Copy out exactly each line from the line with "Read this page and output its text content." through the last line of the material below.

◆ The input ◆
- - -

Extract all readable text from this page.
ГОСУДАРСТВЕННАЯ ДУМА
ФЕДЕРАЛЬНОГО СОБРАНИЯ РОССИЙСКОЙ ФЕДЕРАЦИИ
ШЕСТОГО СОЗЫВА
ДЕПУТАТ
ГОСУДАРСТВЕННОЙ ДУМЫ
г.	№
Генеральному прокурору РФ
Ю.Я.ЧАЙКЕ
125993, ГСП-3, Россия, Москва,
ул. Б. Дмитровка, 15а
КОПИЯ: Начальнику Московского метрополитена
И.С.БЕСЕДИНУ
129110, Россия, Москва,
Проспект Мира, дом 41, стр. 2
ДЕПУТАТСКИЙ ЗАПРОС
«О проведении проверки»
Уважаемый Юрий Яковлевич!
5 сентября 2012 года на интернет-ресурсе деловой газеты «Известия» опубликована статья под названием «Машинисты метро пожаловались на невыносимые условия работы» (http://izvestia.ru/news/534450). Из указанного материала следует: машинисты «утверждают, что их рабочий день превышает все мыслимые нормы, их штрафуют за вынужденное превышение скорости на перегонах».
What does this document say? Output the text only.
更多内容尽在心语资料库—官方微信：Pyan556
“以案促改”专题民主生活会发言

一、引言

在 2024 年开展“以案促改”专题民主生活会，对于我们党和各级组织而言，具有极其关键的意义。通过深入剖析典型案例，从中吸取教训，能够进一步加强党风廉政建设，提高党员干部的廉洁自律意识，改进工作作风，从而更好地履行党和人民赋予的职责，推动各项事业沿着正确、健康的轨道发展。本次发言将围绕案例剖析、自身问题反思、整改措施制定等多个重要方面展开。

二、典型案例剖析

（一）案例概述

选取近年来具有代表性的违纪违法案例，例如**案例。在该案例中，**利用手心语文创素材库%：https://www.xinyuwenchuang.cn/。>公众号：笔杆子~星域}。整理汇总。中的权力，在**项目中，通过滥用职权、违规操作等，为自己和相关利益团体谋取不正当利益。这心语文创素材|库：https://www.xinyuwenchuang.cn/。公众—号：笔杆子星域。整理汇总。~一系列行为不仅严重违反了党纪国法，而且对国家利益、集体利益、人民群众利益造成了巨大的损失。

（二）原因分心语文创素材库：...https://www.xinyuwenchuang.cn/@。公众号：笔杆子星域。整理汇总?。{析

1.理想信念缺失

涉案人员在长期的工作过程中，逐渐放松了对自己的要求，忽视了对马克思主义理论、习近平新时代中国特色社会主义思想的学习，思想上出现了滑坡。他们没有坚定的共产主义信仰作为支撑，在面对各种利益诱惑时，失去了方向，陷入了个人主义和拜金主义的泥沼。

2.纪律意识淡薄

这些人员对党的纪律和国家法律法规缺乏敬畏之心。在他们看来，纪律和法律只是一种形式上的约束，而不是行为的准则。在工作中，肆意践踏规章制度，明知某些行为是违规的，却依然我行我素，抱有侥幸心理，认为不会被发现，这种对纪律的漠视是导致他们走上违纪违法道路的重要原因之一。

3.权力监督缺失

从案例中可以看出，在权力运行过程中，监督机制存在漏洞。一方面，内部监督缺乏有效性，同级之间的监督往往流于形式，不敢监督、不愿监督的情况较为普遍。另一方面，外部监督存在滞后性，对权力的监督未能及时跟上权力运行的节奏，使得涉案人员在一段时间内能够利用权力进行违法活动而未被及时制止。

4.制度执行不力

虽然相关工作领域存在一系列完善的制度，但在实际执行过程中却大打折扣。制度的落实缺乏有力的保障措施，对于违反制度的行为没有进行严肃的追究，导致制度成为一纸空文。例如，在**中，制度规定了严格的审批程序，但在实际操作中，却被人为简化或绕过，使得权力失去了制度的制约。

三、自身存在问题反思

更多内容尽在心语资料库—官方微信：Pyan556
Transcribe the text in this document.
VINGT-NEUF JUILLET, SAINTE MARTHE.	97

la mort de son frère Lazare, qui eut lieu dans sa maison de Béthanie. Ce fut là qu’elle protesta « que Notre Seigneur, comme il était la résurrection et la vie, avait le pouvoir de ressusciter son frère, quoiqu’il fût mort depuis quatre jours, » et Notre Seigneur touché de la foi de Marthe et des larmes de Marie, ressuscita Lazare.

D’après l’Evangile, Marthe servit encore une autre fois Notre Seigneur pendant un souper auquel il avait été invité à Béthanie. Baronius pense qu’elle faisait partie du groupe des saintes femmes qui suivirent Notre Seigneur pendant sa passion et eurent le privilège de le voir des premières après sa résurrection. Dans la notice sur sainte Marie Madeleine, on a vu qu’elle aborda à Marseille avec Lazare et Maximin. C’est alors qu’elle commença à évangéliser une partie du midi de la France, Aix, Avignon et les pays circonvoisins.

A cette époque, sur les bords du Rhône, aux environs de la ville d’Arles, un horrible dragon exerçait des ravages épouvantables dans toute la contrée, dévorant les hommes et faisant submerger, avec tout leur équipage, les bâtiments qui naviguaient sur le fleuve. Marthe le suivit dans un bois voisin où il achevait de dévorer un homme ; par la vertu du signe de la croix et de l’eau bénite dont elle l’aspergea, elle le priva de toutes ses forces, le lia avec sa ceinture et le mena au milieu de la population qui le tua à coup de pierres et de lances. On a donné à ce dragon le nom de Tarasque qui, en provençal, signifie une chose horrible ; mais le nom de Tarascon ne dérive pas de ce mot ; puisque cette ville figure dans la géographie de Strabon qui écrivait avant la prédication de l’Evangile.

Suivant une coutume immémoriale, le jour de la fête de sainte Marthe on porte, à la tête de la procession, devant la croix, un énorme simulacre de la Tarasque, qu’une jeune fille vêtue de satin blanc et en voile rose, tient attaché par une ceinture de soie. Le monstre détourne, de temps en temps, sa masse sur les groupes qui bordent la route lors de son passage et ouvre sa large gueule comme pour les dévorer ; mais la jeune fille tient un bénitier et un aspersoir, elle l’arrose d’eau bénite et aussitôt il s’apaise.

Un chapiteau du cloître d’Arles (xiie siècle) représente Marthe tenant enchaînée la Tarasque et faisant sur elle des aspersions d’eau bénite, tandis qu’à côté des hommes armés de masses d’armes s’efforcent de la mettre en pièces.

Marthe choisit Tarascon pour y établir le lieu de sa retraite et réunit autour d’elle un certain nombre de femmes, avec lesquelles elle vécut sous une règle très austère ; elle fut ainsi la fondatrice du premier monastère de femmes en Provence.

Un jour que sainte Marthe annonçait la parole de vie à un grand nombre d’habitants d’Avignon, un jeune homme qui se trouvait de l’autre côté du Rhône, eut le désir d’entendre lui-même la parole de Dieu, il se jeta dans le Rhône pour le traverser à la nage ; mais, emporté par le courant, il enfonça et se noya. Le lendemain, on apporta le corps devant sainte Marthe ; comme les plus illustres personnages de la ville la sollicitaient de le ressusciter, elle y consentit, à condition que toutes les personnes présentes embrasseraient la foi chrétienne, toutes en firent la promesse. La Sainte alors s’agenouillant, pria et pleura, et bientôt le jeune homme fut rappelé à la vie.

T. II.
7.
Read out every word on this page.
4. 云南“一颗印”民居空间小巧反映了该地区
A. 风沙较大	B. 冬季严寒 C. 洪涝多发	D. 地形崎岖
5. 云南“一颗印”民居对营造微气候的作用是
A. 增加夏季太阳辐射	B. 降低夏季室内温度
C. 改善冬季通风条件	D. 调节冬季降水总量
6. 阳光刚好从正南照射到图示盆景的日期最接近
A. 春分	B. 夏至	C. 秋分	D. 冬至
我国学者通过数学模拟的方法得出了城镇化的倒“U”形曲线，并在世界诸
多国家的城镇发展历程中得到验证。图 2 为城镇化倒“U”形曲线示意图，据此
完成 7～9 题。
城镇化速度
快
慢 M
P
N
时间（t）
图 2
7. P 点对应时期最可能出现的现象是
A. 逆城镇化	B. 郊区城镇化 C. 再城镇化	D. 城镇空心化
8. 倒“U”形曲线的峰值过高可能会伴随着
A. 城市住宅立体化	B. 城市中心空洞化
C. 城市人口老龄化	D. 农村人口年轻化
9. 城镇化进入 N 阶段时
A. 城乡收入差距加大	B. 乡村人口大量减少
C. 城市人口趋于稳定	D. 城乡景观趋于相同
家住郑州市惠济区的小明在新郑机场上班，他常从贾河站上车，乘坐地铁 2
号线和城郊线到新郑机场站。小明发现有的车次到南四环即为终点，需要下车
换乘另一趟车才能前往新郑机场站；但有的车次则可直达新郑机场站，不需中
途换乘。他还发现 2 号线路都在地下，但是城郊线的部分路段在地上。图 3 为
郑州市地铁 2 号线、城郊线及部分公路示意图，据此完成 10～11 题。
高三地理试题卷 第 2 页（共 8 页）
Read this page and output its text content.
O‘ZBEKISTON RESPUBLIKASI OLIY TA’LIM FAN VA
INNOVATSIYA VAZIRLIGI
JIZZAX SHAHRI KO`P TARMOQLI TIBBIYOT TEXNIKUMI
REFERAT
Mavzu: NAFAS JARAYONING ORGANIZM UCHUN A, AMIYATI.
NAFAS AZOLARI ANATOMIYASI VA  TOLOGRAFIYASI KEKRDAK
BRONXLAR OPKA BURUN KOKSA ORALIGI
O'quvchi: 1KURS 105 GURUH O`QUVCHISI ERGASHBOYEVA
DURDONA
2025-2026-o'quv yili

- - -

◆ Right answer ◆
Read this page and output its text content.
O‘ZBEKISTON RESPUBLIKASI OLIY TA’LIM FAN VA
INNOVATSIYA VAZIRLIGI
JIZZAX SHAHRI KO`P TARMOQLI TIBBIYOT TEXNIKUMI
REFERAT
Mavzu: NAFAS JARAYONING ORGANIZM UCHUN A, AMIYATI.
NAFAS AZOLARI ANATOMIYASI VA  TOLOGRAFIYASI KEKRDAK
BRONXLAR OPKA BURUN KOKSA ORALIGI
O'quvchi: 1KURS 105 GURUH O`QUVCHISI ERGASHBOYEVA
DURDONA
2025-2026-o'quv yili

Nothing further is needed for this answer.